Reproduce the listing below verbatim.
━━ Input data ━━
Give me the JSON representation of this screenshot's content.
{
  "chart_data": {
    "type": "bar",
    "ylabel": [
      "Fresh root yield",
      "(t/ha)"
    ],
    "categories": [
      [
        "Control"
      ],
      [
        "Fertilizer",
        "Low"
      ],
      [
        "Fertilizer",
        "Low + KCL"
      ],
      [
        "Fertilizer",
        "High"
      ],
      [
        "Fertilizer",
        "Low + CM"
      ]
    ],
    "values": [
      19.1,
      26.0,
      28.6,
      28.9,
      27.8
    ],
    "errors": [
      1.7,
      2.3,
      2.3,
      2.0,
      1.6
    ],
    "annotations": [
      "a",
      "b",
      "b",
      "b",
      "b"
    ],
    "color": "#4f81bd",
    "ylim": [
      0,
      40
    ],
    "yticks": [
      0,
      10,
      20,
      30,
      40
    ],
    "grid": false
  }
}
━━━
◆ Answer ◆
Give me the JSON representation of this screenshot's content.
{
  "chart_data": {
    "type": "bar",
    "ylabel": [
      "Fresh root yield",
      "(t/ha)"
    ],
    "categories": [
      [
        "Control"
      ],
      [
        "Fertilizer",
        "Low"
      ],
      [
        "Fertilizer",
        "Low + KCL"
      ],
      [
        "Fertilizer",
        "High"
      ],
      [
        "Fertilizer",
        "Low + CM"
      ]
    ],
    "values": [
      19.1,
      26.0,
      28.6,
      28.9,
      27.8
    ],
    "errors": [
      1.7,
      2.3,
      2.3,
      2.0,
      1.6
    ],
    "annotations": [
      "a",
      "b",
      "b",
      "b",
      "b"
    ],
    "color": "#4f81bd",
    "ylim": [
      0,
      40
    ],
    "yticks": [
      0,
      10,
      20,
      30,
      40
    ],
    "grid": false
  }
}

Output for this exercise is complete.